### [What you have to do]
Reproduce all of the listing below without alteration.

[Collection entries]

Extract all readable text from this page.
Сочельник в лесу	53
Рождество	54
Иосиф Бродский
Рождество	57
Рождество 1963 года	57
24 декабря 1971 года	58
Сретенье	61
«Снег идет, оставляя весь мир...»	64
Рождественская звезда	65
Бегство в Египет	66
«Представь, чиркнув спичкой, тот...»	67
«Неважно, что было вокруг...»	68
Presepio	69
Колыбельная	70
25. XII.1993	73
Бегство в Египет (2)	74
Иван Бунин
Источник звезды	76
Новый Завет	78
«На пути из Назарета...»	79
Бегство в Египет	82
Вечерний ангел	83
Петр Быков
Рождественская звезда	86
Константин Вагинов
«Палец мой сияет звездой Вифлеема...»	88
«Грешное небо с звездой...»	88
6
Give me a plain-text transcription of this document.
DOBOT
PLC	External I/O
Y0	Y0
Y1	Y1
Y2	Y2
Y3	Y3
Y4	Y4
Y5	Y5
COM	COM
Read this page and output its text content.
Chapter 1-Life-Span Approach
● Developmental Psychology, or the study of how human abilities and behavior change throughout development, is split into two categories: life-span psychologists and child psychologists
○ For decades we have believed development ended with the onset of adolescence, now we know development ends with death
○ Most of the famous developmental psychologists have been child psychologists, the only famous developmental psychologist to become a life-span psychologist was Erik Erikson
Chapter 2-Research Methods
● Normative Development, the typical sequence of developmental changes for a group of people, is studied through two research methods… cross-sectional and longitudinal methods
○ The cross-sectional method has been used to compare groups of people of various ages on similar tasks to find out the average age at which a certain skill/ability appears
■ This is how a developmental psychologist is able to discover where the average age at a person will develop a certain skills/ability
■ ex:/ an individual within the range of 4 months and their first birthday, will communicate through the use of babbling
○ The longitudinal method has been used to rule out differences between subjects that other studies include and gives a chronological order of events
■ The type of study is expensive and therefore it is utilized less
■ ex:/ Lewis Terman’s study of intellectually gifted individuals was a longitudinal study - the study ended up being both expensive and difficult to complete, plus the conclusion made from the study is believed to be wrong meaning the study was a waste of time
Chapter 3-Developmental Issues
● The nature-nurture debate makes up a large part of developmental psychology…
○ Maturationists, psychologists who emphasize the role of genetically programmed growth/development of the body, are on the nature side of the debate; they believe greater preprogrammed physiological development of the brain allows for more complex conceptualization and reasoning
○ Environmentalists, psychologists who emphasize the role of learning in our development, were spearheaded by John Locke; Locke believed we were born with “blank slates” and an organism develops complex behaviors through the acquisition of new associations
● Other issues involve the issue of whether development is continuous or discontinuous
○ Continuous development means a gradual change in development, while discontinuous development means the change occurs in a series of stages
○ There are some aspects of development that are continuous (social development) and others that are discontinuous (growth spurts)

### [Finished task]
Extract all readable text from this page.
Сочельник в лесу	53
Рождество	54
Иосиф Бродский
Рождество	57
Рождество 1963 года	57
24 декабря 1971 года	58
Сретенье	61
«Снег идет, оставляя весь мир...»	64
Рождественская звезда	65
Бегство в Египет	66
«Представь, чиркнув спичкой, тот...»	67
«Неважно, что было вокруг...»	68
Presepio	69
Колыбельная	70
25. XII.1993	73
Бегство в Египет (2)	74
Иван Бунин
Источник звезды	76
Новый Завет	78
«На пути из Назарета...»	79
Бегство в Египет	82
Вечерний ангел	83
Петр Быков
Рождественская звезда	86
Константин Вагинов
«Палец мой сияет звездой Вифлеема...»	88
«Грешное небо с звездой...»	88
6
Give me a plain-text transcription of this document.
DOBOT
PLC	External I/O
Y0	Y0
Y1	Y1
Y2	Y2
Y3	Y3
Y4	Y4
Y5	Y5
COM	COM
Read this page and output its text content.
Chapter 1-Life-Span Approach
● Developmental Psychology, or the study of how human abilities and behavior change throughout development, is split into two categories: life-span psychologists and child psychologists
○ For decades we have believed development ended with the onset of adolescence, now we know development ends with death
○ Most of the famous developmental psychologists have been child psychologists, the only famous developmental psychologist to become a life-span psychologist was Erik Erikson
Chapter 2-Research Methods
● Normative Development, the typical sequence of developmental changes for a group of people, is studied through two research methods… cross-sectional and longitudinal methods
○ The cross-sectional method has been used to compare groups of people of various ages on similar tasks to find out the average age at which a certain skill/ability appears
■ This is how a developmental psychologist is able to discover where the average age at a person will develop a certain skills/ability
■ ex:/ an individual within the range of 4 months and their first birthday, will communicate through the use of babbling
○ The longitudinal method has been used to rule out differences between subjects that other studies include and gives a chronological order of events
■ The type of study is expensive and therefore it is utilized less
■ ex:/ Lewis Terman’s study of intellectually gifted individuals was a longitudinal study - the study ended up being both expensive and difficult to complete, plus the conclusion made from the study is believed to be wrong meaning the study was a waste of time
Chapter 3-Developmental Issues
● The nature-nurture debate makes up a large part of developmental psychology…
○ Maturationists, psychologists who emphasize the role of genetically programmed growth/development of the body, are on the nature side of the debate; they believe greater preprogrammed physiological development of the brain allows for more complex conceptualization and reasoning
○ Environmentalists, psychologists who emphasize the role of learning in our development, were spearheaded by John Locke; Locke believed we were born with “blank slates” and an organism develops complex behaviors through the acquisition of new associations
● Other issues involve the issue of whether development is continuous or discontinuous
○ Continuous development means a gradual change in development, while discontinuous development means the change occurs in a series of stages
○ There are some aspects of development that are continuous (social development) and others that are discontinuous (growth spurts)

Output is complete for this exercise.